# Work instructions
Pull each line containing "orange" out of the data and copy it.

---------- Data extract

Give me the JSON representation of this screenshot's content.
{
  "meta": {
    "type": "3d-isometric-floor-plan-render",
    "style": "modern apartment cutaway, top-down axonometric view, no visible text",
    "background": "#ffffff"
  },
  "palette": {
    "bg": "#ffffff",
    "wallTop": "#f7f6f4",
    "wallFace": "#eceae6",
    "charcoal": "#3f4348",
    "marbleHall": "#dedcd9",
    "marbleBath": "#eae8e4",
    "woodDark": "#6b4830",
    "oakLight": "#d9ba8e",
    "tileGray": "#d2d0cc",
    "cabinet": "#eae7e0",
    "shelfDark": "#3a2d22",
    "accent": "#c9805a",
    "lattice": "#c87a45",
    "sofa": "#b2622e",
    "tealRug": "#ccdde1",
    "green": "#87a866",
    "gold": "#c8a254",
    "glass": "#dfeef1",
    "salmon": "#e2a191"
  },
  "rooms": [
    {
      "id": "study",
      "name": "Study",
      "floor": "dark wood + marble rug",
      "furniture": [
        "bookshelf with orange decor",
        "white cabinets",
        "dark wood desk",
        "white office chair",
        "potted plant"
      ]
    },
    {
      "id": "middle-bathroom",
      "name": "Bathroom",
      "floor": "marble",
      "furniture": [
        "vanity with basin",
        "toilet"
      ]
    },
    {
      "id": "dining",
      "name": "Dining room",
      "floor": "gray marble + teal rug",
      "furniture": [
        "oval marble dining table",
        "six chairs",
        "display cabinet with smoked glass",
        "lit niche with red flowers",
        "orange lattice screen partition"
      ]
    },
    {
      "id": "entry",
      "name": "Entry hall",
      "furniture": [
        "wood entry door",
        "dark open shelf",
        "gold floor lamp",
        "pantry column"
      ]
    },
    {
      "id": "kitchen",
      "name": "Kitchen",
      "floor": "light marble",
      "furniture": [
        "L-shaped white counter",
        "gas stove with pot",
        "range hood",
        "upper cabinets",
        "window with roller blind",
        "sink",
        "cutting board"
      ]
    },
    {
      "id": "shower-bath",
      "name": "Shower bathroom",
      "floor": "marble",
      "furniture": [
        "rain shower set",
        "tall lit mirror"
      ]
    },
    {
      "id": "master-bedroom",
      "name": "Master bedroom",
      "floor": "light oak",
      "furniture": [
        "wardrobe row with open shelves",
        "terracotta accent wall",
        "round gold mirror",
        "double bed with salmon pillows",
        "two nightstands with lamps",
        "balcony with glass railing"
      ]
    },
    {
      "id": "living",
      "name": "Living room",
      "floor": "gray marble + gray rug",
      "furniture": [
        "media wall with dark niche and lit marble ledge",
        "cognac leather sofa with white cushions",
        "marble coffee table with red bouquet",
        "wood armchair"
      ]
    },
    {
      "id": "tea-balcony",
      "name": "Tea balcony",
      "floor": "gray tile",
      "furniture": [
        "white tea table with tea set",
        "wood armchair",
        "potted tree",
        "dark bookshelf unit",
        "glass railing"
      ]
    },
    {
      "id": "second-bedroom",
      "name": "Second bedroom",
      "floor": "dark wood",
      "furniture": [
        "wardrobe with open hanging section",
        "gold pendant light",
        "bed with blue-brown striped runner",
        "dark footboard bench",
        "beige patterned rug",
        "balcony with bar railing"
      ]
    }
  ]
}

--------------------

# Problem solution
        "bookshelf with orange decor",
        "orange lattice screen partition"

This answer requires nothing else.